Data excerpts
════════

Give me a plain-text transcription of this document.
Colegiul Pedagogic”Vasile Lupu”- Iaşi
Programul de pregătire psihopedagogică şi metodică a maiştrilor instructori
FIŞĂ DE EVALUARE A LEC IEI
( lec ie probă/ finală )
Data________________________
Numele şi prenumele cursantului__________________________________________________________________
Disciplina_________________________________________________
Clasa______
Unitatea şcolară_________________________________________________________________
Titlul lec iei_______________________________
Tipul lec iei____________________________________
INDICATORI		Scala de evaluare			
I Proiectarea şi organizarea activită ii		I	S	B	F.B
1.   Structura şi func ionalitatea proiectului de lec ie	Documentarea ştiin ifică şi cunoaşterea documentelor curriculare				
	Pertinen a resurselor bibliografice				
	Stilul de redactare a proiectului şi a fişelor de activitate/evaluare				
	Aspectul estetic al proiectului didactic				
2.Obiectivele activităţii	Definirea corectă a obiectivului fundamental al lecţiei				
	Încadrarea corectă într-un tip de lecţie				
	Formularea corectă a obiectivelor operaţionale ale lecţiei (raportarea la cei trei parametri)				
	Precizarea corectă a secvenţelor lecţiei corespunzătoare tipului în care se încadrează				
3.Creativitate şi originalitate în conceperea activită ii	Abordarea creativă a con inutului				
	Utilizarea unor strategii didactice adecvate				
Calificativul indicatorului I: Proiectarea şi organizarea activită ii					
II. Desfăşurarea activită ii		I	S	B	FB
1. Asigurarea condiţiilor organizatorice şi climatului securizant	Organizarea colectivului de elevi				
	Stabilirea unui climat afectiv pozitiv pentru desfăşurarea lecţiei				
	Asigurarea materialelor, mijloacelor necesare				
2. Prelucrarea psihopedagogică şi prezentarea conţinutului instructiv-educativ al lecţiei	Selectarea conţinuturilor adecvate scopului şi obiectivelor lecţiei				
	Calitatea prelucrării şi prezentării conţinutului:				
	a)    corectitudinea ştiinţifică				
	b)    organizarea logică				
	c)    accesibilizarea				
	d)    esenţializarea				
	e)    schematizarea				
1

════════

■ STATED EXERCISE:
Could you transcribe the records in full, exactly?

■ SOLUTION BELOW:
Give me a plain-text transcription of this document.
Colegiul Pedagogic”Vasile Lupu”- Iaşi
Programul de pregătire psihopedagogică şi metodică a maiştrilor instructori
FIŞĂ DE EVALUARE A LEC IEI
( lec ie probă/ finală )
Data________________________
Numele şi prenumele cursantului__________________________________________________________________
Disciplina_________________________________________________
Clasa______
Unitatea şcolară_________________________________________________________________
Titlul lec iei_______________________________
Tipul lec iei____________________________________
INDICATORI		Scala de evaluare			
I Proiectarea şi organizarea activită ii		I	S	B	F.B
1.   Structura şi func ionalitatea proiectului de lec ie	Documentarea ştiin ifică şi cunoaşterea documentelor curriculare				
	Pertinen a resurselor bibliografice				
	Stilul de redactare a proiectului şi a fişelor de activitate/evaluare				
	Aspectul estetic al proiectului didactic				
2.Obiectivele activităţii	Definirea corectă a obiectivului fundamental al lecţiei				
	Încadrarea corectă într-un tip de lecţie				
	Formularea corectă a obiectivelor operaţionale ale lecţiei (raportarea la cei trei parametri)				
	Precizarea corectă a secvenţelor lecţiei corespunzătoare tipului în care se încadrează				
3.Creativitate şi originalitate în conceperea activită ii	Abordarea creativă a con inutului				
	Utilizarea unor strategii didactice adecvate				
Calificativul indicatorului I: Proiectarea şi organizarea activită ii					
II. Desfăşurarea activită ii		I	S	B	FB
1. Asigurarea condiţiilor organizatorice şi climatului securizant	Organizarea colectivului de elevi				
	Stabilirea unui climat afectiv pozitiv pentru desfăşurarea lecţiei				
	Asigurarea materialelor, mijloacelor necesare				
2. Prelucrarea psihopedagogică şi prezentarea conţinutului instructiv-educativ al lecţiei	Selectarea conţinuturilor adecvate scopului şi obiectivelor lecţiei				
	Calitatea prelucrării şi prezentării conţinutului:				
	a)    corectitudinea ştiinţifică				
	b)    organizarea logică				
	c)    accesibilizarea				
	d)    esenţializarea				
	e)    schematizarea				
1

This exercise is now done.